### PROBLEM TO SOLVE
Tally the lines below that contain "skilled". The number is the whole answer.

### MATERIAL PROVIDED
========

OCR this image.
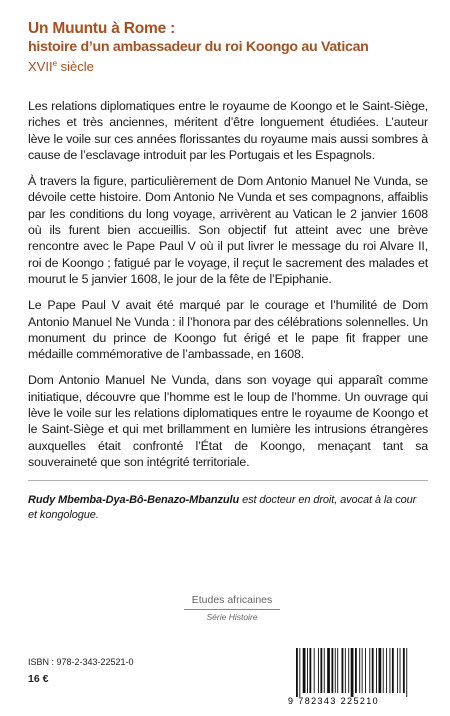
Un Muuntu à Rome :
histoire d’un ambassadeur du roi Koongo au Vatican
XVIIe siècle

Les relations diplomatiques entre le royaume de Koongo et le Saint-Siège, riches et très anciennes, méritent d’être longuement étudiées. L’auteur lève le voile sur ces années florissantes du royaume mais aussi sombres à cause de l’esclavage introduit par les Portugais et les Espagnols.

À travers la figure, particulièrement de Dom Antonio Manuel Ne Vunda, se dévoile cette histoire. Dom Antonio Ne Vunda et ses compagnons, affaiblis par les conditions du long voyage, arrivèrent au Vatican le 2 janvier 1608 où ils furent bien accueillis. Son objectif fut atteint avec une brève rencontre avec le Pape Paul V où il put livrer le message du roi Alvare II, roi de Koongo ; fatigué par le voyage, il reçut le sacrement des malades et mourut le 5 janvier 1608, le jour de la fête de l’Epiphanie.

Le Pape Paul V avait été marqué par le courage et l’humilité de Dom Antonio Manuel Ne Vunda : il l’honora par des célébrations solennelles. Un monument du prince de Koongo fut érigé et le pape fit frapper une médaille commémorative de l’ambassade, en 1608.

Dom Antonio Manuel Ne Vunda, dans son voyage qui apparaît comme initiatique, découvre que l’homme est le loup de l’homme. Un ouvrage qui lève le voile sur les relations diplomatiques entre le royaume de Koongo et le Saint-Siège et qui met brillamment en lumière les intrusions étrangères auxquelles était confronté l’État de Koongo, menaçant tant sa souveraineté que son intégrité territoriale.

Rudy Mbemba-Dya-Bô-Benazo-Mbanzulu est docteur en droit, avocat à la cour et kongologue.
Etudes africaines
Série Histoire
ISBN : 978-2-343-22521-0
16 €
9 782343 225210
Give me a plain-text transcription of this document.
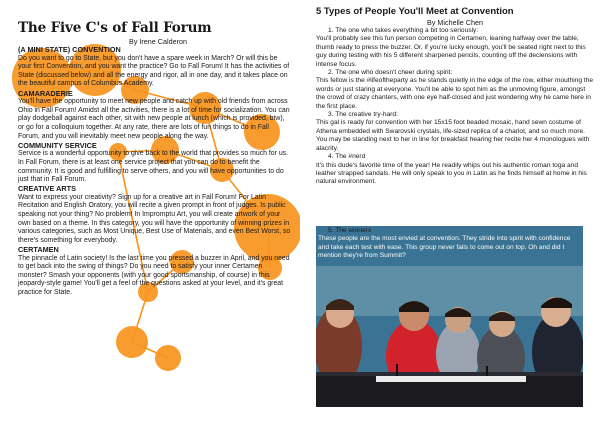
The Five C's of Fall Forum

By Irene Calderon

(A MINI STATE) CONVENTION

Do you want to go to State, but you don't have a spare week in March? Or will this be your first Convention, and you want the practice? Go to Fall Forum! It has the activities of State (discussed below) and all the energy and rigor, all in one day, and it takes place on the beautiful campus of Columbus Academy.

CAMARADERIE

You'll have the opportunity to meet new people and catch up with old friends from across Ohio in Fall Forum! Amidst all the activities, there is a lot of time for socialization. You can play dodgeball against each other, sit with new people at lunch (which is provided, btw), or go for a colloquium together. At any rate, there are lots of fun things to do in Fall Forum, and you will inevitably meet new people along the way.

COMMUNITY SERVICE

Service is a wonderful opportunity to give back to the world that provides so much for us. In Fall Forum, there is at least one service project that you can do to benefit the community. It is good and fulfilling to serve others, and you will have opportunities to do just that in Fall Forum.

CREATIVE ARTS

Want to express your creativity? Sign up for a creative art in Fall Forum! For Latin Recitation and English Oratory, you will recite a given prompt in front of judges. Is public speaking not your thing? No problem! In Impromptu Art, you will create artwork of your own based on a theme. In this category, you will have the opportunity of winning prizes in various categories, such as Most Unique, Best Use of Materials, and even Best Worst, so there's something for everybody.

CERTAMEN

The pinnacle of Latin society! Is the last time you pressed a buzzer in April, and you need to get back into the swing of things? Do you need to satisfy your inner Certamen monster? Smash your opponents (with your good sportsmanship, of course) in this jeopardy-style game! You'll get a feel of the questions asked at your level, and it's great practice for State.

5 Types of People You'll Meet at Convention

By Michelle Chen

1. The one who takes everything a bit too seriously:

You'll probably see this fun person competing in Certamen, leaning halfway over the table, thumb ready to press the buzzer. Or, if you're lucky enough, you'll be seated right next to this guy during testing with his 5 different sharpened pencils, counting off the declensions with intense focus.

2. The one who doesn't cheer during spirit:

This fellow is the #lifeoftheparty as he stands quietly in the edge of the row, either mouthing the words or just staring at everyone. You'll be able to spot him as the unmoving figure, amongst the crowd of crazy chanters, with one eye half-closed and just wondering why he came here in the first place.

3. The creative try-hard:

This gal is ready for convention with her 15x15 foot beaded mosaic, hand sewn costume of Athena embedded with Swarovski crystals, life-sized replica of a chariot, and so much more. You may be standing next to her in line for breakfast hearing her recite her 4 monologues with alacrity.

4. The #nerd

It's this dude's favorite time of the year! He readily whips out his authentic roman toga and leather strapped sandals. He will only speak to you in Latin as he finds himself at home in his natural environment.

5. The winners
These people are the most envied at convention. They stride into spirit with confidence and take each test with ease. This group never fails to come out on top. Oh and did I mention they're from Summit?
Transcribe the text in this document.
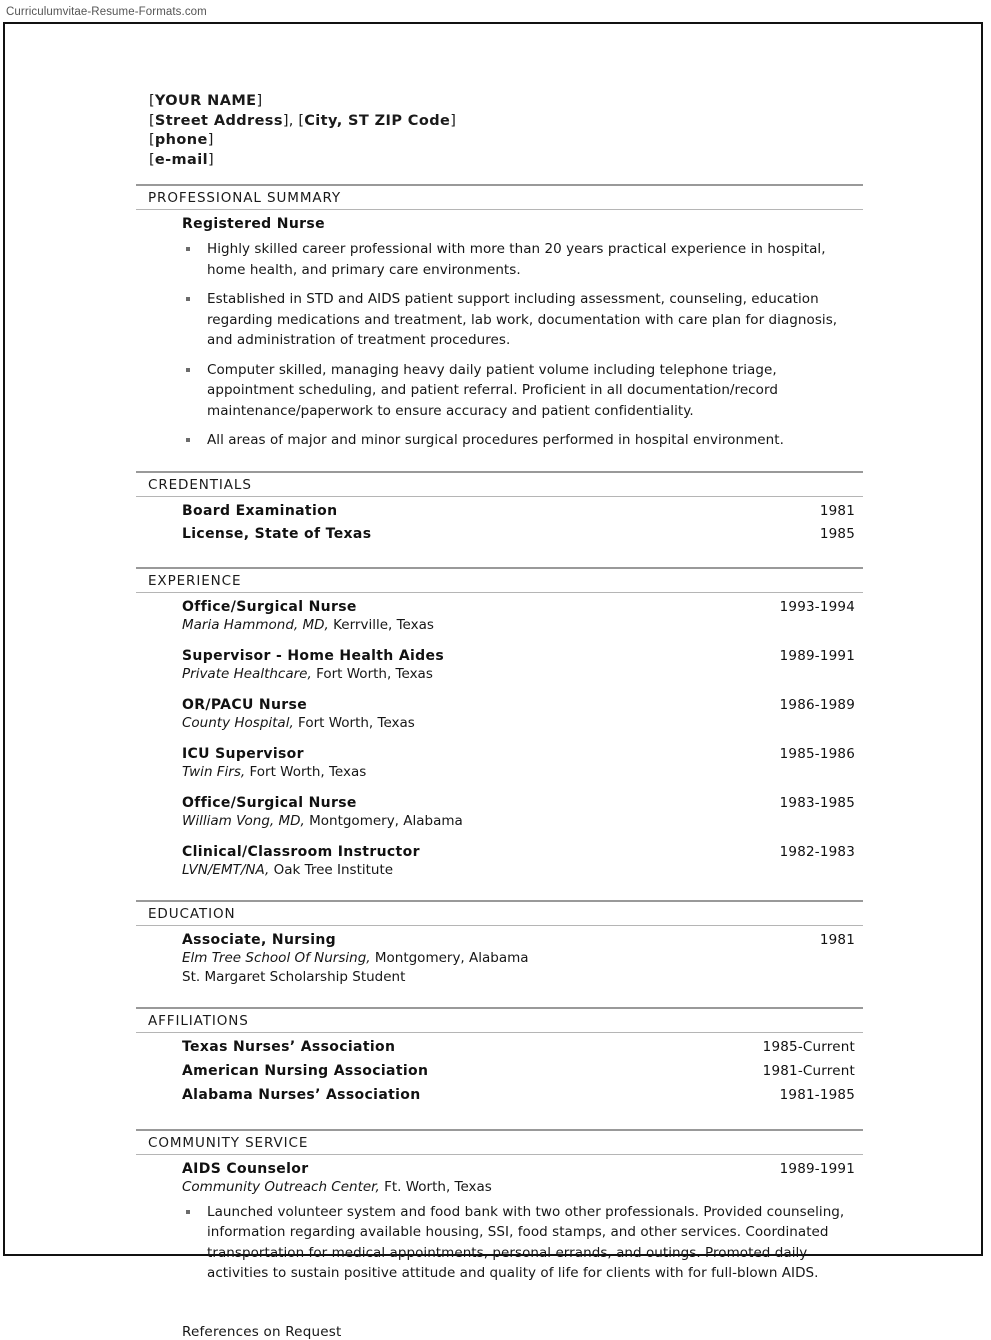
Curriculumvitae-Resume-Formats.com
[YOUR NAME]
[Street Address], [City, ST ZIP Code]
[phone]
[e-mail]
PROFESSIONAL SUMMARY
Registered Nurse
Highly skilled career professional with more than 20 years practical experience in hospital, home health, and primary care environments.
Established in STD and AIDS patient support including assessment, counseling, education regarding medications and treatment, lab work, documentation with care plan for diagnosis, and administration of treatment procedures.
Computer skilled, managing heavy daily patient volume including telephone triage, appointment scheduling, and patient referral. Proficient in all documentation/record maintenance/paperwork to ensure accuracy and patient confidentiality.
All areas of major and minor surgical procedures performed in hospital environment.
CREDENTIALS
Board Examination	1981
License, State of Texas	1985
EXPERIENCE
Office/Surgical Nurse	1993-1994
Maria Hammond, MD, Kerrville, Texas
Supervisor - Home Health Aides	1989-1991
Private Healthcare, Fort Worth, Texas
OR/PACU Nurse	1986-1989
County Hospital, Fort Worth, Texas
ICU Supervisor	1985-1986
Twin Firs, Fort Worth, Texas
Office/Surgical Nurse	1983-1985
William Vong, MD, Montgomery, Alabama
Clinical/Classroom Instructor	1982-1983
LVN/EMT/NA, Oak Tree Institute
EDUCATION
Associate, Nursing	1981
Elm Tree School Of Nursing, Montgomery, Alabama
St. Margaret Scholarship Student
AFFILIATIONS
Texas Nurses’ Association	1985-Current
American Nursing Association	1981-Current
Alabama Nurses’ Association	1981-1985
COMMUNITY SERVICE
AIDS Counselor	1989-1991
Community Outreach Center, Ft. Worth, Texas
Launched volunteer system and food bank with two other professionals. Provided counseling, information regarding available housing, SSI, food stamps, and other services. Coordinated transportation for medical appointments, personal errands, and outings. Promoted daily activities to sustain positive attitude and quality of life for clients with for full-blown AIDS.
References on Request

========

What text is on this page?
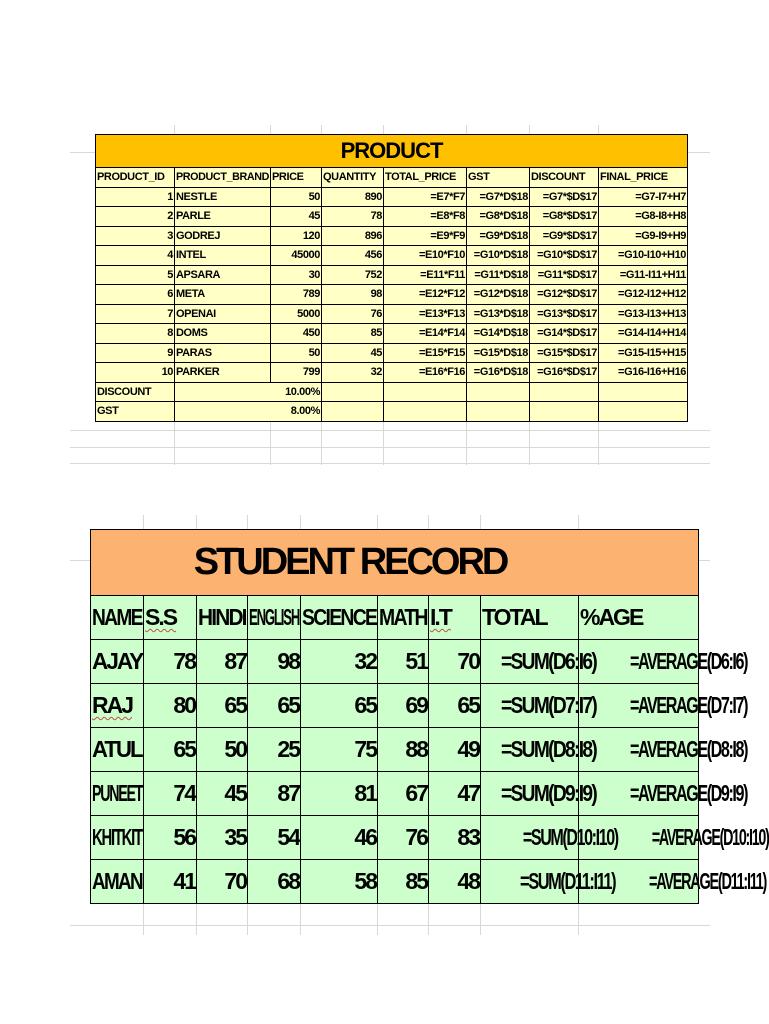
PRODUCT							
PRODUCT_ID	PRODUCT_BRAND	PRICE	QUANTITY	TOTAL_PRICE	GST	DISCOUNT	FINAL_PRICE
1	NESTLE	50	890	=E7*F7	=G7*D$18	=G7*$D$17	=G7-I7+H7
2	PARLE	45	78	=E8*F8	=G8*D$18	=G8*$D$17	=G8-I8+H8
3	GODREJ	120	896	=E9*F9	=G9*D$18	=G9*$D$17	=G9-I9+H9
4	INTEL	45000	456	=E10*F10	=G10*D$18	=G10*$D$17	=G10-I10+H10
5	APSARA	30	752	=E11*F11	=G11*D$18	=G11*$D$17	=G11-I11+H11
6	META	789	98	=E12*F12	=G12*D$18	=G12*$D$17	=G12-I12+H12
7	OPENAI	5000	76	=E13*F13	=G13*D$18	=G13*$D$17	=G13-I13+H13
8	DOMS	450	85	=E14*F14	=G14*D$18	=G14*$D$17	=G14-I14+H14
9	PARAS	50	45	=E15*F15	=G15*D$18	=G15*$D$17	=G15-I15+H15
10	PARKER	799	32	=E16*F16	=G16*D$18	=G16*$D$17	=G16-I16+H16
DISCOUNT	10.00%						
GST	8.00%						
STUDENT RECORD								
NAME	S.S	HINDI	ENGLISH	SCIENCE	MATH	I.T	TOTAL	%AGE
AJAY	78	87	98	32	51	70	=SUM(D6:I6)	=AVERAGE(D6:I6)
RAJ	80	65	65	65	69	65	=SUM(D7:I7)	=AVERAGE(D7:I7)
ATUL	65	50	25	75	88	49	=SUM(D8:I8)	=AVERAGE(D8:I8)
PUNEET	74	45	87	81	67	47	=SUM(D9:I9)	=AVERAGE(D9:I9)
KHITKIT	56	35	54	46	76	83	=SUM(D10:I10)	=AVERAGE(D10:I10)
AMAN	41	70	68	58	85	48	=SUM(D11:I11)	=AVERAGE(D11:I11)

========

### TASK OUTPUT
2